=== Extracted material ===

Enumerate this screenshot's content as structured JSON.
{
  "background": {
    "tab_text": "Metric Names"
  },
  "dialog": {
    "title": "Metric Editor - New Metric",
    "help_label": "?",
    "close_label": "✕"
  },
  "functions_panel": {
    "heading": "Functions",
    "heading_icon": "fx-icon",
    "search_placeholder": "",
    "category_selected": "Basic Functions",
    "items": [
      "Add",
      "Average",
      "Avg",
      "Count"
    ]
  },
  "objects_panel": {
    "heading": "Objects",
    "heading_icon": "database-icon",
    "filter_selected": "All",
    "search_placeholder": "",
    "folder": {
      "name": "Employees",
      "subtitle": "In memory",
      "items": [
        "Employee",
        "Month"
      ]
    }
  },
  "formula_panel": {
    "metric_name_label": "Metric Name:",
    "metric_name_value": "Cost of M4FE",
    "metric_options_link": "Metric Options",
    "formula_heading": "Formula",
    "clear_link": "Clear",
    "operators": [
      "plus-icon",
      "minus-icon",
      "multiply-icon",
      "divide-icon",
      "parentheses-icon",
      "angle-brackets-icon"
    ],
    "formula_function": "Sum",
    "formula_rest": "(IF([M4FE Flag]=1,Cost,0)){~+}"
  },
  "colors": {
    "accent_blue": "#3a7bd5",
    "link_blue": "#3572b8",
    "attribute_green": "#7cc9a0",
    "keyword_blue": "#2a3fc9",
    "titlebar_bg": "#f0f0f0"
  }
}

===

Problem requirements → Extract the data in full. Keep it word for word.

Task answer →
Enumerate this screenshot's content as structured JSON.
{
  "background": {
    "tab_text": "Metric Names"
  },
  "dialog": {
    "title": "Metric Editor - New Metric",
    "help_label": "?",
    "close_label": "✕"
  },
  "functions_panel": {
    "heading": "Functions",
    "heading_icon": "fx-icon",
    "search_placeholder": "",
    "category_selected": "Basic Functions",
    "items": [
      "Add",
      "Average",
      "Avg",
      "Count"
    ]
  },
  "objects_panel": {
    "heading": "Objects",
    "heading_icon": "database-icon",
    "filter_selected": "All",
    "search_placeholder": "",
    "folder": {
      "name": "Employees",
      "subtitle": "In memory",
      "items": [
        "Employee",
        "Month"
      ]
    }
  },
  "formula_panel": {
    "metric_name_label": "Metric Name:",
    "metric_name_value": "Cost of M4FE",
    "metric_options_link": "Metric Options",
    "formula_heading": "Formula",
    "clear_link": "Clear",
    "operators": [
      "plus-icon",
      "minus-icon",
      "multiply-icon",
      "divide-icon",
      "parentheses-icon",
      "angle-brackets-icon"
    ],
    "formula_function": "Sum",
    "formula_rest": "(IF([M4FE Flag]=1,Cost,0)){~+}"
  },
  "colors": {
    "accent_blue": "#3a7bd5",
    "link_blue": "#3572b8",
    "attribute_green": "#7cc9a0",
    "keyword_blue": "#2a3fc9",
    "titlebar_bg": "#f0f0f0"
  }
}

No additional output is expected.